** START AVAILABLE RECORDS **

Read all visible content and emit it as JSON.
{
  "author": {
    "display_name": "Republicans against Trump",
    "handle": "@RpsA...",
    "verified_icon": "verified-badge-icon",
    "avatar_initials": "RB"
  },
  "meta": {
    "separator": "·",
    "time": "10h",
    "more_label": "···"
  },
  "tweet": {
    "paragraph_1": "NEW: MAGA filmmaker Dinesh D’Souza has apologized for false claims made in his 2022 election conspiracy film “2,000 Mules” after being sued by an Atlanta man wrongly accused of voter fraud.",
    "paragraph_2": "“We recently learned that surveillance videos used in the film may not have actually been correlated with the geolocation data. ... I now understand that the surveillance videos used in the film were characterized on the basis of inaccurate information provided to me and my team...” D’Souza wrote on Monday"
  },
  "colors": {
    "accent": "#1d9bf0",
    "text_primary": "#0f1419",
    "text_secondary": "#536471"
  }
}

** END AVAILABLE RECORDS **
** START AVAILABLE RECORDS **

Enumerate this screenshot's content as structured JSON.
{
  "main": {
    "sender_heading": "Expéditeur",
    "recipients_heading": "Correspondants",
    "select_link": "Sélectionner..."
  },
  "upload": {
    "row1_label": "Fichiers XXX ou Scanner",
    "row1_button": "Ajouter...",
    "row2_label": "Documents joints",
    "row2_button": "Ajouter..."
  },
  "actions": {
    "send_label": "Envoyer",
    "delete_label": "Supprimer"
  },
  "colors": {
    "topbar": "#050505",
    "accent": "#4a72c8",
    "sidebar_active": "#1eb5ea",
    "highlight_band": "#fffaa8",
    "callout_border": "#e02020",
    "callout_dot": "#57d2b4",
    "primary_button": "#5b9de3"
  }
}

** END AVAILABLE RECORDS **

_EXERCISE REQUIREMENTS_: Scan the data for the word "content" and copy every line where it shows up.

_OUTPUT BELOW_:
Read all visible content and emit it as JSON.
Enumerate this screenshot's content as structured JSON.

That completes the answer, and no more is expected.